PROVIDED MATERIAL
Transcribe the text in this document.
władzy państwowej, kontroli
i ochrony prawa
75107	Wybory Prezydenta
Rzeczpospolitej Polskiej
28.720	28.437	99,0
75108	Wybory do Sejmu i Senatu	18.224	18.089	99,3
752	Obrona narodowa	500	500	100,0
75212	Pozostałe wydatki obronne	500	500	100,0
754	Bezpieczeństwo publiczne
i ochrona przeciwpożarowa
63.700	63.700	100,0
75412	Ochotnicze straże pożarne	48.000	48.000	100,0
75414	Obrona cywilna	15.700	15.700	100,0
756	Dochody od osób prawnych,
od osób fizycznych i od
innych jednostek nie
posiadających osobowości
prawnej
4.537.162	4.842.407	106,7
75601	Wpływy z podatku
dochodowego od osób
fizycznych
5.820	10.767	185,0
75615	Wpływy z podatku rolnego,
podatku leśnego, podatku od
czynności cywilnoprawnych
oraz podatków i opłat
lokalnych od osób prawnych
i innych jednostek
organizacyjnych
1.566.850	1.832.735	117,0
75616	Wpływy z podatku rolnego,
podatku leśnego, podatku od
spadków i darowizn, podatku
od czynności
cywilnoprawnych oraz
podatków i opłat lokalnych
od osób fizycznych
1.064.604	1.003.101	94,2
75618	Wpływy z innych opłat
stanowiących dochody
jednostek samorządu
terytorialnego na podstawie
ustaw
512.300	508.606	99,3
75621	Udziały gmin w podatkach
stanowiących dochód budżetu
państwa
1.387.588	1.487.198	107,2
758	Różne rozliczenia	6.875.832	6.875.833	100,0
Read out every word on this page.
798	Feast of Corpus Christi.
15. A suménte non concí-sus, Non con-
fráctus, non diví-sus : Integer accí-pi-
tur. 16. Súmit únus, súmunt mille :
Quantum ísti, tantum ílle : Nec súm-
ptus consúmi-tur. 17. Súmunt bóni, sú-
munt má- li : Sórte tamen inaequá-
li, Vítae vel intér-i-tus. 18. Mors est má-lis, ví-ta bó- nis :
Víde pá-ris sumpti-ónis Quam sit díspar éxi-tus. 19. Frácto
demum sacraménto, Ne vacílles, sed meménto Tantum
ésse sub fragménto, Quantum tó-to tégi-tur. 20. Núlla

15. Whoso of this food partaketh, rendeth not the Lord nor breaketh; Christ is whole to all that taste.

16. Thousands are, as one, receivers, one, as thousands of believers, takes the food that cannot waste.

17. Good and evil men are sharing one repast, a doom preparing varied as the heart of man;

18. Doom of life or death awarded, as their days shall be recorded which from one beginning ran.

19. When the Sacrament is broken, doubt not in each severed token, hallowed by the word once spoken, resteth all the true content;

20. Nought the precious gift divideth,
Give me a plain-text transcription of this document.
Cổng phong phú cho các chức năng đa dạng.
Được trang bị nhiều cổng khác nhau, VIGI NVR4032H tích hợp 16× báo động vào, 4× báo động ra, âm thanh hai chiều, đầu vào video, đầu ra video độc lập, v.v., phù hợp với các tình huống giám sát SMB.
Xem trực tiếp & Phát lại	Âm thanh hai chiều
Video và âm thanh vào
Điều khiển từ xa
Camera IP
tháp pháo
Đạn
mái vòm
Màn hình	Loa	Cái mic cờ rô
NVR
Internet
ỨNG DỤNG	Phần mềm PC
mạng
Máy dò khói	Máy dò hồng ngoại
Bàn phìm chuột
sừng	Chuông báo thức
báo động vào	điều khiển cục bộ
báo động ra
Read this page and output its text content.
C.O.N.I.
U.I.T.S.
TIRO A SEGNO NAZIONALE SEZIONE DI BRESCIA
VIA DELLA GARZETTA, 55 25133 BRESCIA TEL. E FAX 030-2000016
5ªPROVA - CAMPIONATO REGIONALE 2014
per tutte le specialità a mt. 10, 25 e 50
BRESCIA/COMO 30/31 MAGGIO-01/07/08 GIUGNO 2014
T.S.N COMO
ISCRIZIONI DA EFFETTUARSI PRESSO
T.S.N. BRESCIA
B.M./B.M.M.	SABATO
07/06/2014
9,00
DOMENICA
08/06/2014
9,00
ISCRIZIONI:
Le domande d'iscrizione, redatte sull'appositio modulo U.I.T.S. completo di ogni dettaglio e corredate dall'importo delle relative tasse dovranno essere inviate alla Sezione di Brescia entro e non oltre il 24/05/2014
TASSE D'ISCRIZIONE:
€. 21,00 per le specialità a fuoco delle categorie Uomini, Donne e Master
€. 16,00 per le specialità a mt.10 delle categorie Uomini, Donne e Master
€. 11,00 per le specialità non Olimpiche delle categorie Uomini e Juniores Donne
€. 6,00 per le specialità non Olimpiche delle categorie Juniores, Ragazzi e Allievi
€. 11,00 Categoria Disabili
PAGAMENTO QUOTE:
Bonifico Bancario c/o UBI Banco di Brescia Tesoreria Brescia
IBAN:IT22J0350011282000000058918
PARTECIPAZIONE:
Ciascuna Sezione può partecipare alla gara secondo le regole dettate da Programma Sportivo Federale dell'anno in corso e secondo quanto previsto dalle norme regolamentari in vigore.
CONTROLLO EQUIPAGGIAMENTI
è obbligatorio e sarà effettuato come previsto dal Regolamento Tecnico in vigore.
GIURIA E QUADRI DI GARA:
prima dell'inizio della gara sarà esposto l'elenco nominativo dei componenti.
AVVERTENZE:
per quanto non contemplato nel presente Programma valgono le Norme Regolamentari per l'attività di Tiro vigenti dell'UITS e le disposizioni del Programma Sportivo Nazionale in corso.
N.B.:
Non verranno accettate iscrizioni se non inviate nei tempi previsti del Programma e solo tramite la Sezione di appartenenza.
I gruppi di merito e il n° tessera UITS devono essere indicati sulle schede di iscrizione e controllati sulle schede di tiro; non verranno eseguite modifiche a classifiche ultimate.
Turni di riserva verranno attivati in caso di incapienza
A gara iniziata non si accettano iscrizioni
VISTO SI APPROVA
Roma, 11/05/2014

WHAT YOU NEED TO DO
Return every record above exactly as it appears.

WRITTEN RESPONSE
Transcribe the text in this document.
władzy państwowej, kontroli
i ochrony prawa
75107	Wybory Prezydenta
Rzeczpospolitej Polskiej
28.720	28.437	99,0
75108	Wybory do Sejmu i Senatu	18.224	18.089	99,3
752	Obrona narodowa	500	500	100,0
75212	Pozostałe wydatki obronne	500	500	100,0
754	Bezpieczeństwo publiczne
i ochrona przeciwpożarowa
63.700	63.700	100,0
75412	Ochotnicze straże pożarne	48.000	48.000	100,0
75414	Obrona cywilna	15.700	15.700	100,0
756	Dochody od osób prawnych,
od osób fizycznych i od
innych jednostek nie
posiadających osobowości
prawnej
4.537.162	4.842.407	106,7
75601	Wpływy z podatku
dochodowego od osób
fizycznych
5.820	10.767	185,0
75615	Wpływy z podatku rolnego,
podatku leśnego, podatku od
czynności cywilnoprawnych
oraz podatków i opłat
lokalnych od osób prawnych
i innych jednostek
organizacyjnych
1.566.850	1.832.735	117,0
75616	Wpływy z podatku rolnego,
podatku leśnego, podatku od
spadków i darowizn, podatku
od czynności
cywilnoprawnych oraz
podatków i opłat lokalnych
od osób fizycznych
1.064.604	1.003.101	94,2
75618	Wpływy z innych opłat
stanowiących dochody
jednostek samorządu
terytorialnego na podstawie
ustaw
512.300	508.606	99,3
75621	Udziały gmin w podatkach
stanowiących dochód budżetu
państwa
1.387.588	1.487.198	107,2
758	Różne rozliczenia	6.875.832	6.875.833	100,0
Read out every word on this page.
798	Feast of Corpus Christi.
15. A suménte non concí-sus, Non con-
fráctus, non diví-sus : Integer accí-pi-
tur. 16. Súmit únus, súmunt mille :
Quantum ísti, tantum ílle : Nec súm-
ptus consúmi-tur. 17. Súmunt bóni, sú-
munt má- li : Sórte tamen inaequá-
li, Vítae vel intér-i-tus. 18. Mors est má-lis, ví-ta bó- nis :
Víde pá-ris sumpti-ónis Quam sit díspar éxi-tus. 19. Frácto
demum sacraménto, Ne vacílles, sed meménto Tantum
ésse sub fragménto, Quantum tó-to tégi-tur. 20. Núlla

15. Whoso of this food partaketh, rendeth not the Lord nor breaketh; Christ is whole to all that taste.

16. Thousands are, as one, receivers, one, as thousands of believers, takes the food that cannot waste.

17. Good and evil men are sharing one repast, a doom preparing varied as the heart of man;

18. Doom of life or death awarded, as their days shall be recorded which from one beginning ran.

19. When the Sacrament is broken, doubt not in each severed token, hallowed by the word once spoken, resteth all the true content;

20. Nought the precious gift divideth,
Give me a plain-text transcription of this document.
Cổng phong phú cho các chức năng đa dạng.
Được trang bị nhiều cổng khác nhau, VIGI NVR4032H tích hợp 16× báo động vào, 4× báo động ra, âm thanh hai chiều, đầu vào video, đầu ra video độc lập, v.v., phù hợp với các tình huống giám sát SMB.
Xem trực tiếp & Phát lại	Âm thanh hai chiều
Video và âm thanh vào
Điều khiển từ xa
Camera IP
tháp pháo
Đạn
mái vòm
Màn hình	Loa	Cái mic cờ rô
NVR
Internet
ỨNG DỤNG	Phần mềm PC
mạng
Máy dò khói	Máy dò hồng ngoại
Bàn phìm chuột
sừng	Chuông báo thức
báo động vào	điều khiển cục bộ
báo động ra
Read this page and output its text content.
C.O.N.I.
U.I.T.S.
TIRO A SEGNO NAZIONALE SEZIONE DI BRESCIA
VIA DELLA GARZETTA, 55 25133 BRESCIA TEL. E FAX 030-2000016
5ªPROVA - CAMPIONATO REGIONALE 2014
per tutte le specialità a mt. 10, 25 e 50
BRESCIA/COMO 30/31 MAGGIO-01/07/08 GIUGNO 2014
T.S.N COMO
ISCRIZIONI DA EFFETTUARSI PRESSO
T.S.N. BRESCIA
B.M./B.M.M.	SABATO
07/06/2014
9,00
DOMENICA
08/06/2014
9,00
ISCRIZIONI:
Le domande d'iscrizione, redatte sull'appositio modulo U.I.T.S. completo di ogni dettaglio e corredate dall'importo delle relative tasse dovranno essere inviate alla Sezione di Brescia entro e non oltre il 24/05/2014
TASSE D'ISCRIZIONE:
€. 21,00 per le specialità a fuoco delle categorie Uomini, Donne e Master
€. 16,00 per le specialità a mt.10 delle categorie Uomini, Donne e Master
€. 11,00 per le specialità non Olimpiche delle categorie Uomini e Juniores Donne
€. 6,00 per le specialità non Olimpiche delle categorie Juniores, Ragazzi e Allievi
€. 11,00 Categoria Disabili
PAGAMENTO QUOTE:
Bonifico Bancario c/o UBI Banco di Brescia Tesoreria Brescia
IBAN:IT22J0350011282000000058918
PARTECIPAZIONE:
Ciascuna Sezione può partecipare alla gara secondo le regole dettate da Programma Sportivo Federale dell'anno in corso e secondo quanto previsto dalle norme regolamentari in vigore.
CONTROLLO EQUIPAGGIAMENTI
è obbligatorio e sarà effettuato come previsto dal Regolamento Tecnico in vigore.
GIURIA E QUADRI DI GARA:
prima dell'inizio della gara sarà esposto l'elenco nominativo dei componenti.
AVVERTENZE:
per quanto non contemplato nel presente Programma valgono le Norme Regolamentari per l'attività di Tiro vigenti dell'UITS e le disposizioni del Programma Sportivo Nazionale in corso.
N.B.:
Non verranno accettate iscrizioni se non inviate nei tempi previsti del Programma e solo tramite la Sezione di appartenenza.
I gruppi di merito e il n° tessera UITS devono essere indicati sulle schede di iscrizione e controllati sulle schede di tiro; non verranno eseguite modifiche a classifiche ultimate.
Turni di riserva verranno attivati in caso di incapienza
A gara iniziata non si accettano iscrizioni
VISTO SI APPROVA
Roma, 11/05/2014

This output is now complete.